### Material to process
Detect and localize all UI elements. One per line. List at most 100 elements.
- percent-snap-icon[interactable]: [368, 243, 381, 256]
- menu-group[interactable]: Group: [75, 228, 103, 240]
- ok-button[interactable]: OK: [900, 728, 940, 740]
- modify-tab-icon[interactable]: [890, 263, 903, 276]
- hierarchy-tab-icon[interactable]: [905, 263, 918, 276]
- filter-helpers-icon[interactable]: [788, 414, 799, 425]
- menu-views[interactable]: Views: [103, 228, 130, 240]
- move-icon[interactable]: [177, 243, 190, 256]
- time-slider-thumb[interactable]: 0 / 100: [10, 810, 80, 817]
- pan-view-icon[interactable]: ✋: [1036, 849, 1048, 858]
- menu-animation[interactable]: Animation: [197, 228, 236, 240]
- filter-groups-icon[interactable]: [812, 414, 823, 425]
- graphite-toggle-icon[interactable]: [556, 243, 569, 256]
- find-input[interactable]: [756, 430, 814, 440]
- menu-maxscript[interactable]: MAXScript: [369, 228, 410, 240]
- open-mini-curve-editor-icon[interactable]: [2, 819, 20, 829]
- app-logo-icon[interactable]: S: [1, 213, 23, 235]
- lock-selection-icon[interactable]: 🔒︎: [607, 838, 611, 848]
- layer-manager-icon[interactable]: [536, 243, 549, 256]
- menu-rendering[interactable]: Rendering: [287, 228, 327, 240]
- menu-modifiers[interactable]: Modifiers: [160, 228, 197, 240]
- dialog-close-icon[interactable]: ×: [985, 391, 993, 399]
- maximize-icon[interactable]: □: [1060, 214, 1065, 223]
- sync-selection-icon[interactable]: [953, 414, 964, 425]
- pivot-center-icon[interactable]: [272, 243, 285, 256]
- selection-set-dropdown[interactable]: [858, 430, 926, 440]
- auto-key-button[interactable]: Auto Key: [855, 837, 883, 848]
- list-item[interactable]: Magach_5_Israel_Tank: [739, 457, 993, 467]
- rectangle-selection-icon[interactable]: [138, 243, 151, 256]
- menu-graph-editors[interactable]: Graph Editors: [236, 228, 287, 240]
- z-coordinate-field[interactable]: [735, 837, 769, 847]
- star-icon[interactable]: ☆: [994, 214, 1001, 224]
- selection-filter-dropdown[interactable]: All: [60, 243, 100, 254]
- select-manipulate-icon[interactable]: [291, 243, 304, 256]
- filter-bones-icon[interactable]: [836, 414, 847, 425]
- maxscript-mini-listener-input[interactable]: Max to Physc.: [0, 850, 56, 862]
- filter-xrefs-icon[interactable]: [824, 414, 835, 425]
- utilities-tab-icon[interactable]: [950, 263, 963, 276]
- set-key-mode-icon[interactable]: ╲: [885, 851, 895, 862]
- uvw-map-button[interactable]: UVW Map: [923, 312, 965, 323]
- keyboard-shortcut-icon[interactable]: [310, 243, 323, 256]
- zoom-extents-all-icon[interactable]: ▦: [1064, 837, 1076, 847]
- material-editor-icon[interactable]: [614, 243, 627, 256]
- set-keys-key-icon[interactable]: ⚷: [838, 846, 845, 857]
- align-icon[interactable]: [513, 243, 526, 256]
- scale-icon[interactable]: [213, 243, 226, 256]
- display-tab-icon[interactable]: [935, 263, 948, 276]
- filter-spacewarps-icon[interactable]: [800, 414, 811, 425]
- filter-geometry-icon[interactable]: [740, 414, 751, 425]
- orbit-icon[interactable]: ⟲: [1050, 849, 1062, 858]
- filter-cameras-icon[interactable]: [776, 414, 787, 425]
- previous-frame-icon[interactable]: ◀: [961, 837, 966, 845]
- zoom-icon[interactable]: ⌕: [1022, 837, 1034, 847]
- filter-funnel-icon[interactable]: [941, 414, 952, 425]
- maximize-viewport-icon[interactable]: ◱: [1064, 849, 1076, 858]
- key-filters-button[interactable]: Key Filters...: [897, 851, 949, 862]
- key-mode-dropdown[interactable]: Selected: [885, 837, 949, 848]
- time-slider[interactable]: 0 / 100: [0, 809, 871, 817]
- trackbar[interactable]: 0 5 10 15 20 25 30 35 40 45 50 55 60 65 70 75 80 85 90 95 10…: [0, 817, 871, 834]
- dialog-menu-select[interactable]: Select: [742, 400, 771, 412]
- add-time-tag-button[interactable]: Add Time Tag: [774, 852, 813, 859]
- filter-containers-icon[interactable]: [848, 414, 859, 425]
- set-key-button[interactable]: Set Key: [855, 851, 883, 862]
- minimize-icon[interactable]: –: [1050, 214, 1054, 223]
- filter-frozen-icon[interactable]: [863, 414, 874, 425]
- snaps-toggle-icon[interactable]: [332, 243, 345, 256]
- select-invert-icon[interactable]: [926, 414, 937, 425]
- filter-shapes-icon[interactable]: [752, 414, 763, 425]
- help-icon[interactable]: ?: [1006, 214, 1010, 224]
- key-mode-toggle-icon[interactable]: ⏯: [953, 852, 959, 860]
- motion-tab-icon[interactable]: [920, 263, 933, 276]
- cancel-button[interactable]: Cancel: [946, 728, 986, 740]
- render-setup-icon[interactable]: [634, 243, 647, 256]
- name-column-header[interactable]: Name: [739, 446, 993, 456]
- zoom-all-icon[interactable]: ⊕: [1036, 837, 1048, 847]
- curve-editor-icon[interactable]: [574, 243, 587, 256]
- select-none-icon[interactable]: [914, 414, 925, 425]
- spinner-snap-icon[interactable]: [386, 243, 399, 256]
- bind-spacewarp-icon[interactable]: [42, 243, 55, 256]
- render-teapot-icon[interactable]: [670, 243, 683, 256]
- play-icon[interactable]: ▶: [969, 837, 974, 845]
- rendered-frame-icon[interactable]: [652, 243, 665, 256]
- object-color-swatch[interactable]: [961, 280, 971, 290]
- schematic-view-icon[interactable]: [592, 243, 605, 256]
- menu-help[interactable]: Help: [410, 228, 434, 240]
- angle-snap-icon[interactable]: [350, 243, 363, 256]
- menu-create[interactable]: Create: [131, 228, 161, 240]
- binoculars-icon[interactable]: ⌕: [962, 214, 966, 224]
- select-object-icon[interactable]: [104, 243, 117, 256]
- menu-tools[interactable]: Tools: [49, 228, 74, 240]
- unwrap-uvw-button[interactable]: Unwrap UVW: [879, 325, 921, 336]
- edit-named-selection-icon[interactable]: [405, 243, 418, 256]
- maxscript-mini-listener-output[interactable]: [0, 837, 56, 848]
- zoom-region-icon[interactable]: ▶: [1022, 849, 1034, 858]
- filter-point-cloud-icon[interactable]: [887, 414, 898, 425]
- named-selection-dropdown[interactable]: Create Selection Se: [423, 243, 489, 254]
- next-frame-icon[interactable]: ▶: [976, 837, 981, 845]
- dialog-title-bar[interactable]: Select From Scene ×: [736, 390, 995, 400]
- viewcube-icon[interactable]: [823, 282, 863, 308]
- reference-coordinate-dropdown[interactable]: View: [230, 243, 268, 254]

### Goal
Rewrite the rows above with every "interactable" changed to "clickable" and nothing else altered.

### Answer to the task
Detect and localize all UI elements. One per line. List at most 100 elements.
- percent-snap-icon[clickable]: [368, 243, 381, 256]
- menu-group[clickable]: Group: [75, 228, 103, 240]
- ok-button[clickable]: OK: [900, 728, 940, 740]
- modify-tab-icon[clickable]: [890, 263, 903, 276]
- hierarchy-tab-icon[clickable]: [905, 263, 918, 276]
- filter-helpers-icon[clickable]: [788, 414, 799, 425]
- menu-views[clickable]: Views: [103, 228, 130, 240]
- move-icon[clickable]: [177, 243, 190, 256]
- time-slider-thumb[clickable]: 0 / 100: [10, 810, 80, 817]
- pan-view-icon[clickable]: ✋: [1036, 849, 1048, 858]
- menu-animation[clickable]: Animation: [197, 228, 236, 240]
- filter-groups-icon[clickable]: [812, 414, 823, 425]
- graphite-toggle-icon[clickable]: [556, 243, 569, 256]
- find-input[clickable]: [756, 430, 814, 440]
- menu-maxscript[clickable]: MAXScript: [369, 228, 410, 240]
- open-mini-curve-editor-icon[clickable]: [2, 819, 20, 829]
- app-logo-icon[clickable]: S: [1, 213, 23, 235]
- lock-selection-icon[clickable]: 🔒︎: [607, 838, 611, 848]
- layer-manager-icon[clickable]: [536, 243, 549, 256]
- menu-rendering[clickable]: Rendering: [287, 228, 327, 240]
- menu-modifiers[clickable]: Modifiers: [160, 228, 197, 240]
- dialog-close-icon[clickable]: ×: [985, 391, 993, 399]
- maximize-icon[clickable]: □: [1060, 214, 1065, 223]
- sync-selection-icon[clickable]: [953, 414, 964, 425]
- pivot-center-icon[clickable]: [272, 243, 285, 256]
- selection-set-dropdown[clickable]: [858, 430, 926, 440]
- auto-key-button[clickable]: Auto Key: [855, 837, 883, 848]
- list-item[clickable]: Magach_5_Israel_Tank: [739, 457, 993, 467]
- rectangle-selection-icon[clickable]: [138, 243, 151, 256]
- menu-graph-editors[clickable]: Graph Editors: [236, 228, 287, 240]
- z-coordinate-field[clickable]: [735, 837, 769, 847]
- star-icon[clickable]: ☆: [994, 214, 1001, 224]
- selection-filter-dropdown[clickable]: All: [60, 243, 100, 254]
- select-manipulate-icon[clickable]: [291, 243, 304, 256]
- filter-bones-icon[clickable]: [836, 414, 847, 425]
- maxscript-mini-listener-input[clickable]: Max to Physc.: [0, 850, 56, 862]
- filter-xrefs-icon[clickable]: [824, 414, 835, 425]
- utilities-tab-icon[clickable]: [950, 263, 963, 276]
- set-key-mode-icon[clickable]: ╲: [885, 851, 895, 862]
- uvw-map-button[clickable]: UVW Map: [923, 312, 965, 323]
- keyboard-shortcut-icon[clickable]: [310, 243, 323, 256]
- zoom-extents-all-icon[clickable]: ▦: [1064, 837, 1076, 847]
- material-editor-icon[clickable]: [614, 243, 627, 256]
- set-keys-key-icon[clickable]: ⚷: [838, 846, 845, 857]
- align-icon[clickable]: [513, 243, 526, 256]
- scale-icon[clickable]: [213, 243, 226, 256]
- display-tab-icon[clickable]: [935, 263, 948, 276]
- filter-spacewarps-icon[clickable]: [800, 414, 811, 425]
- filter-geometry-icon[clickable]: [740, 414, 751, 425]
- orbit-icon[clickable]: ⟲: [1050, 849, 1062, 858]
- filter-cameras-icon[clickable]: [776, 414, 787, 425]
- previous-frame-icon[clickable]: ◀: [961, 837, 966, 845]
- zoom-icon[clickable]: ⌕: [1022, 837, 1034, 847]
- filter-funnel-icon[clickable]: [941, 414, 952, 425]
- maximize-viewport-icon[clickable]: ◱: [1064, 849, 1076, 858]
- key-filters-button[clickable]: Key Filters...: [897, 851, 949, 862]
- key-mode-dropdown[clickable]: Selected: [885, 837, 949, 848]
- time-slider[clickable]: 0 / 100: [0, 809, 871, 817]
- trackbar[clickable]: 0 5 10 15 20 25 30 35 40 45 50 55 60 65 70 75 80 85 90 95 10…: [0, 817, 871, 834]
- dialog-menu-select[clickable]: Select: [742, 400, 771, 412]
- add-time-tag-button[clickable]: Add Time Tag: [774, 852, 813, 859]
- filter-containers-icon[clickable]: [848, 414, 859, 425]
- set-key-button[clickable]: Set Key: [855, 851, 883, 862]
- minimize-icon[clickable]: –: [1050, 214, 1054, 223]
- filter-frozen-icon[clickable]: [863, 414, 874, 425]
- snaps-toggle-icon[clickable]: [332, 243, 345, 256]
- select-invert-icon[clickable]: [926, 414, 937, 425]
- filter-shapes-icon[clickable]: [752, 414, 763, 425]
- help-icon[clickable]: ?: [1006, 214, 1010, 224]
- key-mode-toggle-icon[clickable]: ⏯: [953, 852, 959, 860]
- motion-tab-icon[clickable]: [920, 263, 933, 276]
- cancel-button[clickable]: Cancel: [946, 728, 986, 740]
- render-setup-icon[clickable]: [634, 243, 647, 256]
- name-column-header[clickable]: Name: [739, 446, 993, 456]
- zoom-all-icon[clickable]: ⊕: [1036, 837, 1048, 847]
- curve-editor-icon[clickable]: [574, 243, 587, 256]
- select-none-icon[clickable]: [914, 414, 925, 425]
- spinner-snap-icon[clickable]: [386, 243, 399, 256]
- bind-spacewarp-icon[clickable]: [42, 243, 55, 256]
- render-teapot-icon[clickable]: [670, 243, 683, 256]
- play-icon[clickable]: ▶: [969, 837, 974, 845]
- rendered-frame-icon[clickable]: [652, 243, 665, 256]
- object-color-swatch[clickable]: [961, 280, 971, 290]
- schematic-view-icon[clickable]: [592, 243, 605, 256]
- menu-help[clickable]: Help: [410, 228, 434, 240]
- angle-snap-icon[clickable]: [350, 243, 363, 256]
- menu-create[clickable]: Create: [131, 228, 161, 240]
- binoculars-icon[clickable]: ⌕: [962, 214, 966, 224]
- select-object-icon[clickable]: [104, 243, 117, 256]
- menu-tools[clickable]: Tools: [49, 228, 74, 240]
- unwrap-uvw-button[clickable]: Unwrap UVW: [879, 325, 921, 336]
- edit-named-selection-icon[clickable]: [405, 243, 418, 256]
- maxscript-mini-listener-output[clickable]: [0, 837, 56, 848]
- zoom-region-icon[clickable]: ▶: [1022, 849, 1034, 858]
- filter-point-cloud-icon[clickable]: [887, 414, 898, 425]
- named-selection-dropdown[clickable]: Create Selection Se: [423, 243, 489, 254]
- next-frame-icon[clickable]: ▶: [976, 837, 981, 845]
- dialog-title-bar[clickable]: Select From Scene ×: [736, 390, 995, 400]
- viewcube-icon[clickable]: [823, 282, 863, 308]
- reference-coordinate-dropdown[clickable]: View: [230, 243, 268, 254]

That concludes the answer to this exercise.